**Dataset items:**
[START]

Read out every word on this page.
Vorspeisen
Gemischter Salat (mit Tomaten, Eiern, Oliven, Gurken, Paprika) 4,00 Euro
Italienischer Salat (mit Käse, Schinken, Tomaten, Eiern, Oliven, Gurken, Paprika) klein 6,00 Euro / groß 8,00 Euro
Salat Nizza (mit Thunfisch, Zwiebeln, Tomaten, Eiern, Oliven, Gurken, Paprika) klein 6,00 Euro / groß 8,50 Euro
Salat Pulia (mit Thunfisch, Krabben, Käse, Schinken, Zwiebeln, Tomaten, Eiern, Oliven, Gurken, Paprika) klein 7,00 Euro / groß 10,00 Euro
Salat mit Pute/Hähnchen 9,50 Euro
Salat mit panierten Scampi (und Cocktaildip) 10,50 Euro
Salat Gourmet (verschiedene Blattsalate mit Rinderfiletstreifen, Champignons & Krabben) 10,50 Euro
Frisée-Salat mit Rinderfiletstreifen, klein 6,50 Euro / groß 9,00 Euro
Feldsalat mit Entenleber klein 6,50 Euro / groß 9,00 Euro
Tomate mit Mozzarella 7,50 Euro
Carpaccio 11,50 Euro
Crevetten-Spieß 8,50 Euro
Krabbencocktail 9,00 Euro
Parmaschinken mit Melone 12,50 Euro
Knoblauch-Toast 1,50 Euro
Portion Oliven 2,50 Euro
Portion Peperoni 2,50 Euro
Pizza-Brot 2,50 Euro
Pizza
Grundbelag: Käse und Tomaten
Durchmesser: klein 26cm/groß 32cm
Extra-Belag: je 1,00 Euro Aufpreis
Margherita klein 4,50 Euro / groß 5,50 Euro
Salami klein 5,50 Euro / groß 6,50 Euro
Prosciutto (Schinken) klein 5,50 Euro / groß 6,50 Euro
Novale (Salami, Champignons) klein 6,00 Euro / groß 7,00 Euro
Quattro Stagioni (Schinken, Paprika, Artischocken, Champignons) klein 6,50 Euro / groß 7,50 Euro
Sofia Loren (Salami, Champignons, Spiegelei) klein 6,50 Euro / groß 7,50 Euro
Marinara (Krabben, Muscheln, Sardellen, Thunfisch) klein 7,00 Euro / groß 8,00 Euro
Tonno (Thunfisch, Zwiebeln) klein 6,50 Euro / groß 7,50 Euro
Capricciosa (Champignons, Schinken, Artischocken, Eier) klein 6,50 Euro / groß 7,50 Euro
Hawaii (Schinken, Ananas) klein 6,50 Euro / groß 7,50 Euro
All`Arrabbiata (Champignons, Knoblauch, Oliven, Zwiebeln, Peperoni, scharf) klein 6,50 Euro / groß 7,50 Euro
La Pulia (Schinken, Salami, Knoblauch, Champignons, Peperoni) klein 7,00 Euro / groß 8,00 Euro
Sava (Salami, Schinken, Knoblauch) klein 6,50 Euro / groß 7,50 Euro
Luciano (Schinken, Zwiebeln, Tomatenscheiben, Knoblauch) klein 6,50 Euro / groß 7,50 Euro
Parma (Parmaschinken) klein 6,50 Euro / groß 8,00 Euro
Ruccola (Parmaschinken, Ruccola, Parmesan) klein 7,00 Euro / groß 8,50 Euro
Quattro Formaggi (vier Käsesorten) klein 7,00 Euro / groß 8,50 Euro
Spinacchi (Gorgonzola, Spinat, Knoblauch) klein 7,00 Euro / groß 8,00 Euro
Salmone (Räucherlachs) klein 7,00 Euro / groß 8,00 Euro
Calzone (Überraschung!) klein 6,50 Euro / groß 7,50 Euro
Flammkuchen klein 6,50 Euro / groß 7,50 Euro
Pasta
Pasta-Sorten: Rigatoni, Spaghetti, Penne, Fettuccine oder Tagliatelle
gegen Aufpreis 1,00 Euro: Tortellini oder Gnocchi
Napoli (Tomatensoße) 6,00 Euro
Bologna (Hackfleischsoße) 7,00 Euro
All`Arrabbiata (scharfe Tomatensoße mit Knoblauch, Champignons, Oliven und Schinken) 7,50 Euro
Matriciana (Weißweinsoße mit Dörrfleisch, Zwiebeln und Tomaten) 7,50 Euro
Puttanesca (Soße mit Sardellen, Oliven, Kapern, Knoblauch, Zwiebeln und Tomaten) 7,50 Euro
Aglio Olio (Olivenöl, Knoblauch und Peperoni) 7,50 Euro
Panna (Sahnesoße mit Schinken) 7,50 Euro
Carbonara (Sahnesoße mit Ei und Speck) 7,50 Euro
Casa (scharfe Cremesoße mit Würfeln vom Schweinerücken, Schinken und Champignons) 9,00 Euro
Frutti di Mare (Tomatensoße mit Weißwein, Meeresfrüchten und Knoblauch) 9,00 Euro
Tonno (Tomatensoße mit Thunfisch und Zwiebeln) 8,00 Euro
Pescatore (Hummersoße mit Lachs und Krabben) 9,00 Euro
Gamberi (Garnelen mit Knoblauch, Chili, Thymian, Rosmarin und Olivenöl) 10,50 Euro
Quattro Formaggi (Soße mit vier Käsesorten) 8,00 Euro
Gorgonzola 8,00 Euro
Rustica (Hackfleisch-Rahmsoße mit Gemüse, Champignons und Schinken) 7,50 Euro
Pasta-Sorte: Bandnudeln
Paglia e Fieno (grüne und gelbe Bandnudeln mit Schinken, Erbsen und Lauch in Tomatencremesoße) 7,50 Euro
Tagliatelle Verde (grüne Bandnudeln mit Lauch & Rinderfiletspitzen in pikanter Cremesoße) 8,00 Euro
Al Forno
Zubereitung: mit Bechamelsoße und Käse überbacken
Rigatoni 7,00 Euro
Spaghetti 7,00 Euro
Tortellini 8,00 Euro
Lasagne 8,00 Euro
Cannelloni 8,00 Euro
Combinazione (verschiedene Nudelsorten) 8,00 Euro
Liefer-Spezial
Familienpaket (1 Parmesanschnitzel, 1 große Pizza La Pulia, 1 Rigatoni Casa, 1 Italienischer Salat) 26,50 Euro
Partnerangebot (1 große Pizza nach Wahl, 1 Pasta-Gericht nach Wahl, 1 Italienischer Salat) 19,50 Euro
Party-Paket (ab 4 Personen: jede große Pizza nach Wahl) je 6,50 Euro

[END]

**GIVEN TASK:** Reproduce the entire listing word for word.

**WORKED SOLUTION:**
Read out every word on this page.
Vorspeisen
Gemischter Salat (mit Tomaten, Eiern, Oliven, Gurken, Paprika) 4,00 Euro
Italienischer Salat (mit Käse, Schinken, Tomaten, Eiern, Oliven, Gurken, Paprika) klein 6,00 Euro / groß 8,00 Euro
Salat Nizza (mit Thunfisch, Zwiebeln, Tomaten, Eiern, Oliven, Gurken, Paprika) klein 6,00 Euro / groß 8,50 Euro
Salat Pulia (mit Thunfisch, Krabben, Käse, Schinken, Zwiebeln, Tomaten, Eiern, Oliven, Gurken, Paprika) klein 7,00 Euro / groß 10,00 Euro
Salat mit Pute/Hähnchen 9,50 Euro
Salat mit panierten Scampi (und Cocktaildip) 10,50 Euro
Salat Gourmet (verschiedene Blattsalate mit Rinderfiletstreifen, Champignons & Krabben) 10,50 Euro
Frisée-Salat mit Rinderfiletstreifen, klein 6,50 Euro / groß 9,00 Euro
Feldsalat mit Entenleber klein 6,50 Euro / groß 9,00 Euro
Tomate mit Mozzarella 7,50 Euro
Carpaccio 11,50 Euro
Crevetten-Spieß 8,50 Euro
Krabbencocktail 9,00 Euro
Parmaschinken mit Melone 12,50 Euro
Knoblauch-Toast 1,50 Euro
Portion Oliven 2,50 Euro
Portion Peperoni 2,50 Euro
Pizza-Brot 2,50 Euro
Pizza
Grundbelag: Käse und Tomaten
Durchmesser: klein 26cm/groß 32cm
Extra-Belag: je 1,00 Euro Aufpreis
Margherita klein 4,50 Euro / groß 5,50 Euro
Salami klein 5,50 Euro / groß 6,50 Euro
Prosciutto (Schinken) klein 5,50 Euro / groß 6,50 Euro
Novale (Salami, Champignons) klein 6,00 Euro / groß 7,00 Euro
Quattro Stagioni (Schinken, Paprika, Artischocken, Champignons) klein 6,50 Euro / groß 7,50 Euro
Sofia Loren (Salami, Champignons, Spiegelei) klein 6,50 Euro / groß 7,50 Euro
Marinara (Krabben, Muscheln, Sardellen, Thunfisch) klein 7,00 Euro / groß 8,00 Euro
Tonno (Thunfisch, Zwiebeln) klein 6,50 Euro / groß 7,50 Euro
Capricciosa (Champignons, Schinken, Artischocken, Eier) klein 6,50 Euro / groß 7,50 Euro
Hawaii (Schinken, Ananas) klein 6,50 Euro / groß 7,50 Euro
All`Arrabbiata (Champignons, Knoblauch, Oliven, Zwiebeln, Peperoni, scharf) klein 6,50 Euro / groß 7,50 Euro
La Pulia (Schinken, Salami, Knoblauch, Champignons, Peperoni) klein 7,00 Euro / groß 8,00 Euro
Sava (Salami, Schinken, Knoblauch) klein 6,50 Euro / groß 7,50 Euro
Luciano (Schinken, Zwiebeln, Tomatenscheiben, Knoblauch) klein 6,50 Euro / groß 7,50 Euro
Parma (Parmaschinken) klein 6,50 Euro / groß 8,00 Euro
Ruccola (Parmaschinken, Ruccola, Parmesan) klein 7,00 Euro / groß 8,50 Euro
Quattro Formaggi (vier Käsesorten) klein 7,00 Euro / groß 8,50 Euro
Spinacchi (Gorgonzola, Spinat, Knoblauch) klein 7,00 Euro / groß 8,00 Euro
Salmone (Räucherlachs) klein 7,00 Euro / groß 8,00 Euro
Calzone (Überraschung!) klein 6,50 Euro / groß 7,50 Euro
Flammkuchen klein 6,50 Euro / groß 7,50 Euro
Pasta
Pasta-Sorten: Rigatoni, Spaghetti, Penne, Fettuccine oder Tagliatelle
gegen Aufpreis 1,00 Euro: Tortellini oder Gnocchi
Napoli (Tomatensoße) 6,00 Euro
Bologna (Hackfleischsoße) 7,00 Euro
All`Arrabbiata (scharfe Tomatensoße mit Knoblauch, Champignons, Oliven und Schinken) 7,50 Euro
Matriciana (Weißweinsoße mit Dörrfleisch, Zwiebeln und Tomaten) 7,50 Euro
Puttanesca (Soße mit Sardellen, Oliven, Kapern, Knoblauch, Zwiebeln und Tomaten) 7,50 Euro
Aglio Olio (Olivenöl, Knoblauch und Peperoni) 7,50 Euro
Panna (Sahnesoße mit Schinken) 7,50 Euro
Carbonara (Sahnesoße mit Ei und Speck) 7,50 Euro
Casa (scharfe Cremesoße mit Würfeln vom Schweinerücken, Schinken und Champignons) 9,00 Euro
Frutti di Mare (Tomatensoße mit Weißwein, Meeresfrüchten und Knoblauch) 9,00 Euro
Tonno (Tomatensoße mit Thunfisch und Zwiebeln) 8,00 Euro
Pescatore (Hummersoße mit Lachs und Krabben) 9,00 Euro
Gamberi (Garnelen mit Knoblauch, Chili, Thymian, Rosmarin und Olivenöl) 10,50 Euro
Quattro Formaggi (Soße mit vier Käsesorten) 8,00 Euro
Gorgonzola 8,00 Euro
Rustica (Hackfleisch-Rahmsoße mit Gemüse, Champignons und Schinken) 7,50 Euro
Pasta-Sorte: Bandnudeln
Paglia e Fieno (grüne und gelbe Bandnudeln mit Schinken, Erbsen und Lauch in Tomatencremesoße) 7,50 Euro
Tagliatelle Verde (grüne Bandnudeln mit Lauch & Rinderfiletspitzen in pikanter Cremesoße) 8,00 Euro
Al Forno
Zubereitung: mit Bechamelsoße und Käse überbacken
Rigatoni 7,00 Euro
Spaghetti 7,00 Euro
Tortellini 8,00 Euro
Lasagne 8,00 Euro
Cannelloni 8,00 Euro
Combinazione (verschiedene Nudelsorten) 8,00 Euro
Liefer-Spezial
Familienpaket (1 Parmesanschnitzel, 1 große Pizza La Pulia, 1 Rigatoni Casa, 1 Italienischer Salat) 26,50 Euro
Partnerangebot (1 große Pizza nach Wahl, 1 Pasta-Gericht nach Wahl, 1 Italienischer Salat) 19,50 Euro
Party-Paket (ab 4 Personen: jede große Pizza nach Wahl) je 6,50 Euro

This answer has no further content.